STATED PROBLEM:
Lines containing the string "责任单位" are to be counted. Write only how many there are.

Begin RECORDS FOR THIS EXERCISE

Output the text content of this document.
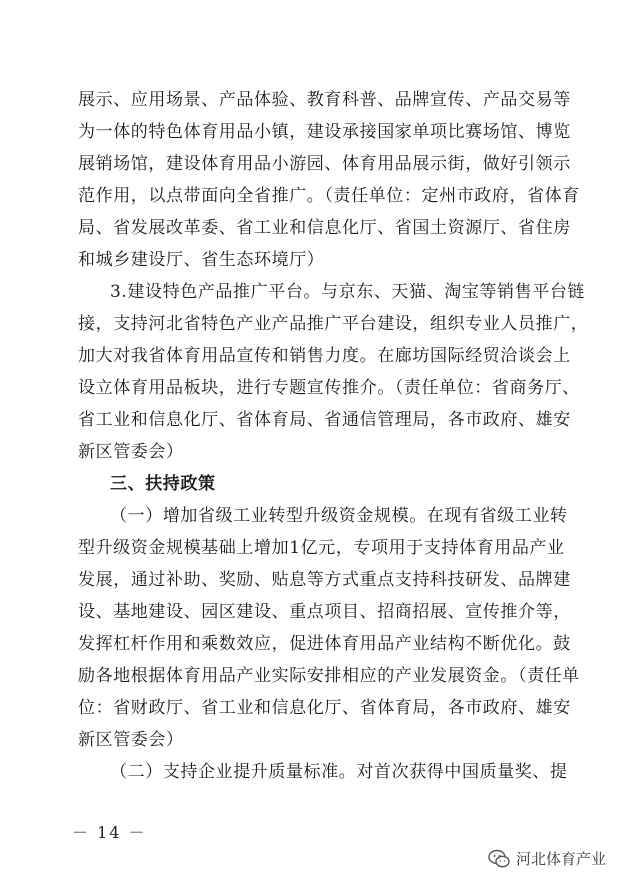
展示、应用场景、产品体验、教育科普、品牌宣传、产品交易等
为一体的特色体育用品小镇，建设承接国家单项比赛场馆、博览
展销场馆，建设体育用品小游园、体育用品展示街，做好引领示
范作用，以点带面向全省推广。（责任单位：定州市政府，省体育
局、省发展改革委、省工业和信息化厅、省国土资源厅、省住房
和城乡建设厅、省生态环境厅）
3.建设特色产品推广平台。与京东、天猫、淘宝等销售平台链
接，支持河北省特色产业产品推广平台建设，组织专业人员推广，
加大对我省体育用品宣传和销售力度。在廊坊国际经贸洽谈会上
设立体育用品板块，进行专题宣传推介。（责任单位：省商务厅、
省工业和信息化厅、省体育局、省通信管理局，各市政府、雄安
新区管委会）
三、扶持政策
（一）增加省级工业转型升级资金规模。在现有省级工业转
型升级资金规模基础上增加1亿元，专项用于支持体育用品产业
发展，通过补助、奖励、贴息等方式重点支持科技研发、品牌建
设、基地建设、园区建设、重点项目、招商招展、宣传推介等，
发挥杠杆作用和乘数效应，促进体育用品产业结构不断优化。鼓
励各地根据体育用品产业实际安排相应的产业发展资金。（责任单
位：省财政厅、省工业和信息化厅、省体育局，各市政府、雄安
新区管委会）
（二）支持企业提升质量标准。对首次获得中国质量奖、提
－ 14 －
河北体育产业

End RECORDS FOR THIS EXERCISE
Begin RECORDS FOR THIS EXERCISE

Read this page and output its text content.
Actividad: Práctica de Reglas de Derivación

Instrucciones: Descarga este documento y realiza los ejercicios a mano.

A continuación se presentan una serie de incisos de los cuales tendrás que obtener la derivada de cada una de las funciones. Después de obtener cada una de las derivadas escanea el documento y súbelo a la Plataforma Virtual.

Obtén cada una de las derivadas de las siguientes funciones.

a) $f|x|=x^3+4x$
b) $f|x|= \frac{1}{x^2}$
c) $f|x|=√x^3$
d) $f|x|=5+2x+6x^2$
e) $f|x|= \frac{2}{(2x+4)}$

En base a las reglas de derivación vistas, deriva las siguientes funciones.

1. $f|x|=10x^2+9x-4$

End RECORDS FOR THIS EXERCISE

EXERCISE ANSWER:
2